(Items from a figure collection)
_____
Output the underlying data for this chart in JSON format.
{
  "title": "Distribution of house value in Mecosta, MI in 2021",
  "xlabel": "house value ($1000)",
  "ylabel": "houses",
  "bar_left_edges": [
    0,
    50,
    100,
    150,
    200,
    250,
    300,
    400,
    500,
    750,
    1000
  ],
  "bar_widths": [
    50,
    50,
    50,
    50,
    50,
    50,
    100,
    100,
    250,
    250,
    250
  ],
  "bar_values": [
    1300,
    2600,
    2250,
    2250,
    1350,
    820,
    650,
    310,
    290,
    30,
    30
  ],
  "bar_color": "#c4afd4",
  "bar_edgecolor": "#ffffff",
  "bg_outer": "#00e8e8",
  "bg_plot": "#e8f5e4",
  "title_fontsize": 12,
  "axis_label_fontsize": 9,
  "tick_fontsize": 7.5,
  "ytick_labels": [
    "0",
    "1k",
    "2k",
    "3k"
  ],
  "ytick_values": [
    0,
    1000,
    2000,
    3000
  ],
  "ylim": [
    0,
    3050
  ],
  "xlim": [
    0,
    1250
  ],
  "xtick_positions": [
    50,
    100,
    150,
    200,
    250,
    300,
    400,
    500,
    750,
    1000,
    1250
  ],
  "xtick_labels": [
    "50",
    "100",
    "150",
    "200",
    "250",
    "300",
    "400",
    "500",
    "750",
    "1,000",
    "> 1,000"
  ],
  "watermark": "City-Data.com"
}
_____
To do: Write down the full listing again, exactly.

Correct answer:
Output the underlying data for this chart in JSON format.
{
  "title": "Distribution of house value in Mecosta, MI in 2021",
  "xlabel": "house value ($1000)",
  "ylabel": "houses",
  "bar_left_edges": [
    0,
    50,
    100,
    150,
    200,
    250,
    300,
    400,
    500,
    750,
    1000
  ],
  "bar_widths": [
    50,
    50,
    50,
    50,
    50,
    50,
    100,
    100,
    250,
    250,
    250
  ],
  "bar_values": [
    1300,
    2600,
    2250,
    2250,
    1350,
    820,
    650,
    310,
    290,
    30,
    30
  ],
  "bar_color": "#c4afd4",
  "bar_edgecolor": "#ffffff",
  "bg_outer": "#00e8e8",
  "bg_plot": "#e8f5e4",
  "title_fontsize": 12,
  "axis_label_fontsize": 9,
  "tick_fontsize": 7.5,
  "ytick_labels": [
    "0",
    "1k",
    "2k",
    "3k"
  ],
  "ytick_values": [
    0,
    1000,
    2000,
    3000
  ],
  "ylim": [
    0,
    3050
  ],
  "xlim": [
    0,
    1250
  ],
  "xtick_positions": [
    50,
    100,
    150,
    200,
    250,
    300,
    400,
    500,
    750,
    1000,
    1250
  ],
  "xtick_labels": [
    "50",
    "100",
    "150",
    "200",
    "250",
    "300",
    "400",
    "500",
    "750",
    "1,000",
    "> 1,000"
  ],
  "watermark": "City-Data.com"
}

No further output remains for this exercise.